- _Exercise task_: Filter this data down to the lines that hold "calls", and copy them.

(Raw records)
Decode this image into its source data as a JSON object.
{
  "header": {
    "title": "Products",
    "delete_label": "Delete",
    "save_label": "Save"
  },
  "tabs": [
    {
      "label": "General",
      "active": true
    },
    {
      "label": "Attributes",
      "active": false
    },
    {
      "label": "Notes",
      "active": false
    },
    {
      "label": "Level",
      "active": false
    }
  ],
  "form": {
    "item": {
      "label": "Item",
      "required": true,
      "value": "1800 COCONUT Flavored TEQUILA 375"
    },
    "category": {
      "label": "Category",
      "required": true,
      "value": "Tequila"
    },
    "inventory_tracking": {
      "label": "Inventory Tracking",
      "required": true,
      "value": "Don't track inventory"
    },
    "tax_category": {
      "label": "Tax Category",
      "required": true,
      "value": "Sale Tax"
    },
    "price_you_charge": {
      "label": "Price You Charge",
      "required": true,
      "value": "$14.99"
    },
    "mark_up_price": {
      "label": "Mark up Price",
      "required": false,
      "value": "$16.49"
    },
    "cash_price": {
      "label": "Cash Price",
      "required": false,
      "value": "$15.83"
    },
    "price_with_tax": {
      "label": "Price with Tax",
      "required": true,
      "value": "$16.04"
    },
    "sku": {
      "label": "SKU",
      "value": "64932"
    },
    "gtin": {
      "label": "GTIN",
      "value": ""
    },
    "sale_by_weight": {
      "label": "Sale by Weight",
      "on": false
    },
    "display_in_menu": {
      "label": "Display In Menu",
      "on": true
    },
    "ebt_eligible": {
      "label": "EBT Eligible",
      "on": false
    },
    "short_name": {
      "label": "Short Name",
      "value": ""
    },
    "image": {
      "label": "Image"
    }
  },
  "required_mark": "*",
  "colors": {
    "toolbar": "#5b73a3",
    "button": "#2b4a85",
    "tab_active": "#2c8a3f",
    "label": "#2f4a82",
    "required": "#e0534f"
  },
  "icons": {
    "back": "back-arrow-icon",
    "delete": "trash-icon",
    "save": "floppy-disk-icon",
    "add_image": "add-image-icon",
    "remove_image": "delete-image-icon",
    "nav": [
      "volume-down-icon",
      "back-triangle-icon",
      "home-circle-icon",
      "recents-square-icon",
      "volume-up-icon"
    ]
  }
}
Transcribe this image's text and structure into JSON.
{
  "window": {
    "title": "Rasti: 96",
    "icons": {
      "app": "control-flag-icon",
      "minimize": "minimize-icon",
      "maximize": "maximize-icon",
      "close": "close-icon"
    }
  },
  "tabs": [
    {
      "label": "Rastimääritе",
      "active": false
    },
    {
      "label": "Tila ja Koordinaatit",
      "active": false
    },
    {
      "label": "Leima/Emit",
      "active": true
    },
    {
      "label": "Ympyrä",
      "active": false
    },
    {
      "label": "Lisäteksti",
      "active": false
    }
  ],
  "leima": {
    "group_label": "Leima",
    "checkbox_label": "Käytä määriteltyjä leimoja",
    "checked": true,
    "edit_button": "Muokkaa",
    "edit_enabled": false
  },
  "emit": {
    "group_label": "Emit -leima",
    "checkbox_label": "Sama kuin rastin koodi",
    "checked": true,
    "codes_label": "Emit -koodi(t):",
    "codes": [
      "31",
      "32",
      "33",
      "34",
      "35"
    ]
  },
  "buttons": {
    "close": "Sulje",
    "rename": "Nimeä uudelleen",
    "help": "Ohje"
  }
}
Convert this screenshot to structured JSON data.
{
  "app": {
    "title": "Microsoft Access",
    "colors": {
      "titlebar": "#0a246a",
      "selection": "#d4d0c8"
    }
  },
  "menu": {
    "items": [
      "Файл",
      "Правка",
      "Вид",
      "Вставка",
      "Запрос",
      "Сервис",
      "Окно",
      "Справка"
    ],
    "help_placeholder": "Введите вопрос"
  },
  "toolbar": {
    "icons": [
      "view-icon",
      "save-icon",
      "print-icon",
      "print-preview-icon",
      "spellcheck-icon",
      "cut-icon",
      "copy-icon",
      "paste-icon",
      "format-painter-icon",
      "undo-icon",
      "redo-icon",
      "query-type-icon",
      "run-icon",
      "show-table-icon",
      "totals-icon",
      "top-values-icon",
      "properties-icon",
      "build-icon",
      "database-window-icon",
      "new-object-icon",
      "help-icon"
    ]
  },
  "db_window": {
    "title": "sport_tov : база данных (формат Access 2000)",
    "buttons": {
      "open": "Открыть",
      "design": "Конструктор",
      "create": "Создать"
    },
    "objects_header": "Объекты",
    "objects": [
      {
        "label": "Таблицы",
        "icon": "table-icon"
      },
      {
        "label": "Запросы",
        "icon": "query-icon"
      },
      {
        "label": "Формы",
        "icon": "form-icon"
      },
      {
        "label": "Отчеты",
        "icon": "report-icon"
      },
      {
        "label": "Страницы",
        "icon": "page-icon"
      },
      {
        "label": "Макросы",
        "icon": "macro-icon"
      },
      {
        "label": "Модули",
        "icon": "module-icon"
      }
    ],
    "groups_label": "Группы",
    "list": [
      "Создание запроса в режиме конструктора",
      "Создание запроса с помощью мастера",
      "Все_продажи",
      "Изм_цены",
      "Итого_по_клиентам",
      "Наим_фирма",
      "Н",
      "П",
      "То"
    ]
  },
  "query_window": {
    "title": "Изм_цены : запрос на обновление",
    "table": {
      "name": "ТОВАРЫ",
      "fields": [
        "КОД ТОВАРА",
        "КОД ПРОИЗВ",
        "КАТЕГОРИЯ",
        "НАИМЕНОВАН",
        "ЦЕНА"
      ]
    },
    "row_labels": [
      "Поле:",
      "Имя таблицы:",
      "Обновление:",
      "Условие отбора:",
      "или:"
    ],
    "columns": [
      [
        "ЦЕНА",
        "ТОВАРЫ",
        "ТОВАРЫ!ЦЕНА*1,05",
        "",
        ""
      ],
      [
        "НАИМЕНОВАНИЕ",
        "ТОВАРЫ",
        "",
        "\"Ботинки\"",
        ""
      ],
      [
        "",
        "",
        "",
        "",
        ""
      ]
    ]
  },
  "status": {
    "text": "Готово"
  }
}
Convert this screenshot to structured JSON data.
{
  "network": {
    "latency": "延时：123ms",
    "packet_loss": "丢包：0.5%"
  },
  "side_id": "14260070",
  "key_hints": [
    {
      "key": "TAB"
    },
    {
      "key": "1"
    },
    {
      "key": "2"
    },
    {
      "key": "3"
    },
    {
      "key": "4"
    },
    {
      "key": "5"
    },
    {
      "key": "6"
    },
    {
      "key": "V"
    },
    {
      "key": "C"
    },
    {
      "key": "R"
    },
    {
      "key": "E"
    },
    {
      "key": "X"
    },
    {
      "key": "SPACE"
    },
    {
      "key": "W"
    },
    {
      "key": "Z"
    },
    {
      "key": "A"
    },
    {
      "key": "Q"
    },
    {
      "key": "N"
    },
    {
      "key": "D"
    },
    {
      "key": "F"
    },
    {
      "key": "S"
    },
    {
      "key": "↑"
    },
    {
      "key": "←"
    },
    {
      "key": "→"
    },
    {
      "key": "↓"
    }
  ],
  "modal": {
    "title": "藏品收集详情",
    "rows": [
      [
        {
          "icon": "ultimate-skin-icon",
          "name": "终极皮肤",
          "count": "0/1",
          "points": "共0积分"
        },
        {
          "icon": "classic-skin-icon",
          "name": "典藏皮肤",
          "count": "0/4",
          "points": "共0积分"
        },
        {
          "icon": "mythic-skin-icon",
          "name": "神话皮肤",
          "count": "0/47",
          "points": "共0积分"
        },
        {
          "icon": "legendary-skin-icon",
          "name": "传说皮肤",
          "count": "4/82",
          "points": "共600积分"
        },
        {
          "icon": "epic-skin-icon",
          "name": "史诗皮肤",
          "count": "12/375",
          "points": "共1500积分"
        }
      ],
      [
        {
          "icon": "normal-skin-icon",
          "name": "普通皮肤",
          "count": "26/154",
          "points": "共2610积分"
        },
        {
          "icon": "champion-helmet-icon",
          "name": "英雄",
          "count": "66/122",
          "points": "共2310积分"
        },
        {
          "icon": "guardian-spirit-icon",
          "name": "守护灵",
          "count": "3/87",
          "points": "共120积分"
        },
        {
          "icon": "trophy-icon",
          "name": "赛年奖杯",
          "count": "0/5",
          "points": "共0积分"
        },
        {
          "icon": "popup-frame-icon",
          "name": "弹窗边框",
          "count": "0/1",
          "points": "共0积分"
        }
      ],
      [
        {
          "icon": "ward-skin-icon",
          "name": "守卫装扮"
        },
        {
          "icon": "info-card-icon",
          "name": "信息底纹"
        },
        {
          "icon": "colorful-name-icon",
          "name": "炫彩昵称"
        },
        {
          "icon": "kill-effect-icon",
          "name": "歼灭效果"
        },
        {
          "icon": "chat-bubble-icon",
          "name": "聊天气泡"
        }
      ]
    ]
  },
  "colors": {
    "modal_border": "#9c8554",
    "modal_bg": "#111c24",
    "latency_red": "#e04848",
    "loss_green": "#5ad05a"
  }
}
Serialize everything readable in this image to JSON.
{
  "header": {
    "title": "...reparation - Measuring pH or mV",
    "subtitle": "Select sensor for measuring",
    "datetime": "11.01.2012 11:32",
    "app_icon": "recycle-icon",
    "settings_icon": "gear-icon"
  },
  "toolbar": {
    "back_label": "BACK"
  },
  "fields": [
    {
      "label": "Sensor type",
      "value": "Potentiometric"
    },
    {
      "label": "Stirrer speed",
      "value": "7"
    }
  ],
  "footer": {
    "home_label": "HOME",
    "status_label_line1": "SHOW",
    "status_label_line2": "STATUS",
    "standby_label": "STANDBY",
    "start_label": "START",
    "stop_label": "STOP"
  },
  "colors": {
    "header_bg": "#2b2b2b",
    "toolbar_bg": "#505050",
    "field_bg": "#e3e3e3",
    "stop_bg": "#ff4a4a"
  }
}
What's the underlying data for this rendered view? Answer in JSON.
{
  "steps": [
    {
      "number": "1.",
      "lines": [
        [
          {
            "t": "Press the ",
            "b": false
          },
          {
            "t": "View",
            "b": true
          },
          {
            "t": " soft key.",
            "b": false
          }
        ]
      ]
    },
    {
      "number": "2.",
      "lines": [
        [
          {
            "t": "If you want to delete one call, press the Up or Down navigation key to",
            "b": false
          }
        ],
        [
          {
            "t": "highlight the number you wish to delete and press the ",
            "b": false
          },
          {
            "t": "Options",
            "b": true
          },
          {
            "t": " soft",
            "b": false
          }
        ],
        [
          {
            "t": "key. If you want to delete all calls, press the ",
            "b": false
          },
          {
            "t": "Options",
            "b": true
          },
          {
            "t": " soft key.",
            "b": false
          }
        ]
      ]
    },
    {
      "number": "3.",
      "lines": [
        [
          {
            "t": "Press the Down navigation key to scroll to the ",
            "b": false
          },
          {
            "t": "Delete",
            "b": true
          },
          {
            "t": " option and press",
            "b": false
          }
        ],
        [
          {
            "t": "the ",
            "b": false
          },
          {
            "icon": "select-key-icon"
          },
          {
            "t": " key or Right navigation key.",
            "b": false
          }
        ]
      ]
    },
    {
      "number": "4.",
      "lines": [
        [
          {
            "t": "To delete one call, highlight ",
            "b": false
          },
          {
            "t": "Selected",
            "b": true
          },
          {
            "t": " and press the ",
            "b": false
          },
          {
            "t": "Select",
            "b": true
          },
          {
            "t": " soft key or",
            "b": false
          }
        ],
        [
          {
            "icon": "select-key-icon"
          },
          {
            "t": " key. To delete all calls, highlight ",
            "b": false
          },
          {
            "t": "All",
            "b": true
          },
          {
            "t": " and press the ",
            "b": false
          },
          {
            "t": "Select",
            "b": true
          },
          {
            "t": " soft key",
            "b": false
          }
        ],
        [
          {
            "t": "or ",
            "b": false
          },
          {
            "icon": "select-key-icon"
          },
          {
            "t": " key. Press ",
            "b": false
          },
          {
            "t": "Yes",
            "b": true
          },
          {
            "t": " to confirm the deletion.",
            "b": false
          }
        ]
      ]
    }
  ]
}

- _Answer for this exercise_:
            "t": "key. If you want to delete all calls, press the ",
            "t": " key. To delete all calls, highlight ",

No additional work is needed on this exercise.